> **Job**
Search the entries for the word "timer" and pull out each line that has it.

Records contained in a dataset
— Begin —

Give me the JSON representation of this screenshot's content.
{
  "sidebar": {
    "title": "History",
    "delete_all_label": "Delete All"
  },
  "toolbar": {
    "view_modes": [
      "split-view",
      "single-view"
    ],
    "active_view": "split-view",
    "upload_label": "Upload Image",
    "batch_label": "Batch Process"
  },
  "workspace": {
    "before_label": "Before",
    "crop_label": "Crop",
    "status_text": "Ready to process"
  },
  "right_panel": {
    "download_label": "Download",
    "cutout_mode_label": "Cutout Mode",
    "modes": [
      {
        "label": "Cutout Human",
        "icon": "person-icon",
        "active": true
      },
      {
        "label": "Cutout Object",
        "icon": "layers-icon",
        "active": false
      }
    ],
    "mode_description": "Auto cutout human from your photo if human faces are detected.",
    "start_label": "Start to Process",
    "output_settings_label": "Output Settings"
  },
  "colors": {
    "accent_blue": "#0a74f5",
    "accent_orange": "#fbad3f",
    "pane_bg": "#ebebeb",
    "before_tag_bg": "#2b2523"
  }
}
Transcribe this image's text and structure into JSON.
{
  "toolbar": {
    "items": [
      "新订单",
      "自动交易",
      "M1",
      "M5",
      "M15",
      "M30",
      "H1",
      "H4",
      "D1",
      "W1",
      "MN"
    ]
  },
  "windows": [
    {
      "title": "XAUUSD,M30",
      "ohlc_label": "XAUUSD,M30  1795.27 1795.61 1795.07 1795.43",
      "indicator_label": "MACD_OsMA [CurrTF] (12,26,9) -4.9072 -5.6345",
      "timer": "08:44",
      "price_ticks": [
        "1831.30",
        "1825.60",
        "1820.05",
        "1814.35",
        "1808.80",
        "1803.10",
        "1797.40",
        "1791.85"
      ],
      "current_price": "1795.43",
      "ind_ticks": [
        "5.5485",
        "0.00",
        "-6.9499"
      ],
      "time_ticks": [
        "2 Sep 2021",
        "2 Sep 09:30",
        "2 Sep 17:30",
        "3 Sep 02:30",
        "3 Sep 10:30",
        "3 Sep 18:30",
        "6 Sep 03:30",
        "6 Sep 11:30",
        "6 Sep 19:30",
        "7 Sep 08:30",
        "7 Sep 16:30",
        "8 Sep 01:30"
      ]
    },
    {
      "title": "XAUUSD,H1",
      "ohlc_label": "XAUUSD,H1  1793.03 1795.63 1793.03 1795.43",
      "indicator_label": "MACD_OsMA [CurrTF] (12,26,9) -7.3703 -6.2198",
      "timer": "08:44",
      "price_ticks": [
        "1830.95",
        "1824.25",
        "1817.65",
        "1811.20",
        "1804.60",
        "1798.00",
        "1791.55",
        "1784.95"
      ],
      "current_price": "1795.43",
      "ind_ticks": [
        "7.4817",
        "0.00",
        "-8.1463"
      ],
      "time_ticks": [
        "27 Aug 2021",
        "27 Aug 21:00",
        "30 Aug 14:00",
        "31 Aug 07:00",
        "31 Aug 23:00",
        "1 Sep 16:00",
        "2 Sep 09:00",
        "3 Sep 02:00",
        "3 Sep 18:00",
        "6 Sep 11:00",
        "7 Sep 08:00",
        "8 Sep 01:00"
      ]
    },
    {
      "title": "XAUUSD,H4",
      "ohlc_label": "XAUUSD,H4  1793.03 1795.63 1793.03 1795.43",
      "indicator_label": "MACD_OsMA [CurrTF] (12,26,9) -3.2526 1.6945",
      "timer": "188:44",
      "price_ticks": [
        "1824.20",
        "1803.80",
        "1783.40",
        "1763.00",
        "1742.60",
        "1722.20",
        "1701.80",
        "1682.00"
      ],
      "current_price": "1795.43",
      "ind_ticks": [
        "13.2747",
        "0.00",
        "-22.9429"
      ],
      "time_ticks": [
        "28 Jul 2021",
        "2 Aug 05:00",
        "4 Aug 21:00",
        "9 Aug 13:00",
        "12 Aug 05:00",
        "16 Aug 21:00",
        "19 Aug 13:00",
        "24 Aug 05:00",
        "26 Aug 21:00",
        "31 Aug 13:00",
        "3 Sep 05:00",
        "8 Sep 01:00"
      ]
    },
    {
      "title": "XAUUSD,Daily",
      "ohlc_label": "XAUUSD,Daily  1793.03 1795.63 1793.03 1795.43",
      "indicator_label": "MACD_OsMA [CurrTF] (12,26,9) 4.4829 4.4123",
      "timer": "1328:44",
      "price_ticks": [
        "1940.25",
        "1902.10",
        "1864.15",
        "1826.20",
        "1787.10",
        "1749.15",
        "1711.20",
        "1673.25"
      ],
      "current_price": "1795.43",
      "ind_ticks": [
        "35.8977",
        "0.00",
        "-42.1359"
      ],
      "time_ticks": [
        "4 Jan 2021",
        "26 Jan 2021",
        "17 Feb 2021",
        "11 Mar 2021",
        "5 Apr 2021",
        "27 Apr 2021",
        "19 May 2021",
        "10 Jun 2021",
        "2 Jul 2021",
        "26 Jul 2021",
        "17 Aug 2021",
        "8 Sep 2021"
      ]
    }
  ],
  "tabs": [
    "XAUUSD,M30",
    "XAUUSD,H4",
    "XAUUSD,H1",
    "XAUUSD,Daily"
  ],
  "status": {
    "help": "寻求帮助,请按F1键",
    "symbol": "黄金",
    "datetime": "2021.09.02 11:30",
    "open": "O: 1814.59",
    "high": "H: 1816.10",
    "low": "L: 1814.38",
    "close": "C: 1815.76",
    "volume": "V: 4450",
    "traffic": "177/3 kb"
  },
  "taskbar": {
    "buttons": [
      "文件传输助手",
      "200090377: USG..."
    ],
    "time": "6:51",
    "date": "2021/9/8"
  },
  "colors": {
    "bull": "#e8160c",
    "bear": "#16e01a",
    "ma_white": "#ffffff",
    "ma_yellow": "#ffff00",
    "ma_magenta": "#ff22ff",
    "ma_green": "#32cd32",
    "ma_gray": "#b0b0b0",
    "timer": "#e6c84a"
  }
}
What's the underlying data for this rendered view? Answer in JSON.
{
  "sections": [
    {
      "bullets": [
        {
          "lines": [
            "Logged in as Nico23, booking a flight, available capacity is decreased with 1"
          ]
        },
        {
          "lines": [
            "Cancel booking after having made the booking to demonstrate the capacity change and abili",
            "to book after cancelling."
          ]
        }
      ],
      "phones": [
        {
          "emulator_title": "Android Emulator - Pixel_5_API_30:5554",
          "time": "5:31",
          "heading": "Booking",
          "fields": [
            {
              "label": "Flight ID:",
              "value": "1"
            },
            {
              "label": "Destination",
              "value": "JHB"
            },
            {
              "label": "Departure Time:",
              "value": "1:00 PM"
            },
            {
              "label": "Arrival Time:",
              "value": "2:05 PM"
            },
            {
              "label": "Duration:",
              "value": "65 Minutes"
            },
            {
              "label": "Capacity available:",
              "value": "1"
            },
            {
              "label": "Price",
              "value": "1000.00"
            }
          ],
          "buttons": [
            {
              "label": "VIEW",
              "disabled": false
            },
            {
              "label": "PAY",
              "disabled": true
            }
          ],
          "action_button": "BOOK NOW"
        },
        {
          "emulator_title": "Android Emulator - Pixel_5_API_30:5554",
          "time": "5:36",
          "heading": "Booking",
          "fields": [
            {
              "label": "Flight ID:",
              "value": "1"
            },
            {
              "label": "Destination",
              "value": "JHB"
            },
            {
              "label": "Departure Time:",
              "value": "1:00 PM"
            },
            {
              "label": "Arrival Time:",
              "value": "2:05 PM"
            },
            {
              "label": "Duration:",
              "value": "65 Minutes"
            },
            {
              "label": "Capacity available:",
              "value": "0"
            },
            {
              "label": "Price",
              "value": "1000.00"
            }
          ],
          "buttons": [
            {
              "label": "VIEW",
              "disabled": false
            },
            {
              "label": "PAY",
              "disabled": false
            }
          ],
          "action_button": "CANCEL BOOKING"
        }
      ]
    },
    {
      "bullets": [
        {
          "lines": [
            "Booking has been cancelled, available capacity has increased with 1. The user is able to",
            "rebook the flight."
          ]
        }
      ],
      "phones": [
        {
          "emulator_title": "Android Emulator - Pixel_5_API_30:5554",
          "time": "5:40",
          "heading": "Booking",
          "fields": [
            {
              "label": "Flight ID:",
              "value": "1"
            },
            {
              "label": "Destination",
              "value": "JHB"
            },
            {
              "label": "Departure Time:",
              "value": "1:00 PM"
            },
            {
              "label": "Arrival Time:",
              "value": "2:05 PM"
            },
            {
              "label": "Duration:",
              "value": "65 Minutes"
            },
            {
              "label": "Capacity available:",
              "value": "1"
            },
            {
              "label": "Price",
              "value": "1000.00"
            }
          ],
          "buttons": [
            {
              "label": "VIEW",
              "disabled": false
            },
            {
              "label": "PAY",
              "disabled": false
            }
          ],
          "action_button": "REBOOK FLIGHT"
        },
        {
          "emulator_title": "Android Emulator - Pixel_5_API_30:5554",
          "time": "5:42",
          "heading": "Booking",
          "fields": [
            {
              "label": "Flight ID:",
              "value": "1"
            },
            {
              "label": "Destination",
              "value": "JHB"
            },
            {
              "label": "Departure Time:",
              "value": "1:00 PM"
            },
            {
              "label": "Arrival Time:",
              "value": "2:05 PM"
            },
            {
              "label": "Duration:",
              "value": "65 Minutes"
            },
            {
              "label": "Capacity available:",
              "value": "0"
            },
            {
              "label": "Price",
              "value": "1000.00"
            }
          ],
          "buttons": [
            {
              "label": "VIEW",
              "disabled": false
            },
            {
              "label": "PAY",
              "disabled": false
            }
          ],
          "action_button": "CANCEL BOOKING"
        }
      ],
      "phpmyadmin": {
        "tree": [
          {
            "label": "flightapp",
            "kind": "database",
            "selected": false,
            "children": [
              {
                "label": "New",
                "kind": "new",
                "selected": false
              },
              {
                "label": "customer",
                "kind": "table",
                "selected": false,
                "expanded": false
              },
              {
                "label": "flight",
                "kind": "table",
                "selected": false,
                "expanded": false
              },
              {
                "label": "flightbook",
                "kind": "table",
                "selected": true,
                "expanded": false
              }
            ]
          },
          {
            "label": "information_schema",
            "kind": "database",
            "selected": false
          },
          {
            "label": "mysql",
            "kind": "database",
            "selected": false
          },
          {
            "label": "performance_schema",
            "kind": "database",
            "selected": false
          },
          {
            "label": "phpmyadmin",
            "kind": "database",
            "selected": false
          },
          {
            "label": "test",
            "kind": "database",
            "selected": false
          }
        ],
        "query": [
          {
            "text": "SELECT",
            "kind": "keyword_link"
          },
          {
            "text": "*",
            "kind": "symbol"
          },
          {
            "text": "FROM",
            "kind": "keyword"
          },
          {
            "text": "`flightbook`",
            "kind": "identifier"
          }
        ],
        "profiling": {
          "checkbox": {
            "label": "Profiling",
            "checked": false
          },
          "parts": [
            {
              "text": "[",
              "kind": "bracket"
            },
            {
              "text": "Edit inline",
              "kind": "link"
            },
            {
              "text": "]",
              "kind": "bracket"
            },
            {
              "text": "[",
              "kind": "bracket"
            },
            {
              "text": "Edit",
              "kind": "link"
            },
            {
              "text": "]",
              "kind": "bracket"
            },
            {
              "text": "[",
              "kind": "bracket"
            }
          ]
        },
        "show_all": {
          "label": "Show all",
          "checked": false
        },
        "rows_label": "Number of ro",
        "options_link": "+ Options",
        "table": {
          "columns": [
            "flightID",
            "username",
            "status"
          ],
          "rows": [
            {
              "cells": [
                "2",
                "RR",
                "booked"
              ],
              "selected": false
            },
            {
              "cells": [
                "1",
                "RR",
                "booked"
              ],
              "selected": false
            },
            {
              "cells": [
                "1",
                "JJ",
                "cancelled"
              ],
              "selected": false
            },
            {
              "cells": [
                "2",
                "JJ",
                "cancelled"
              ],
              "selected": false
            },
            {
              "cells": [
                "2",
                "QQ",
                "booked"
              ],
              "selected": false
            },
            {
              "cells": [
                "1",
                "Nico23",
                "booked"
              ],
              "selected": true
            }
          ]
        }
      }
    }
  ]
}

— End —

> **Output of the exercise**
      "timer": "08:44",
      "timer": "08:44",
      "timer": "188:44",
      "timer": "1328:44",
    "timer": "#e6c84a"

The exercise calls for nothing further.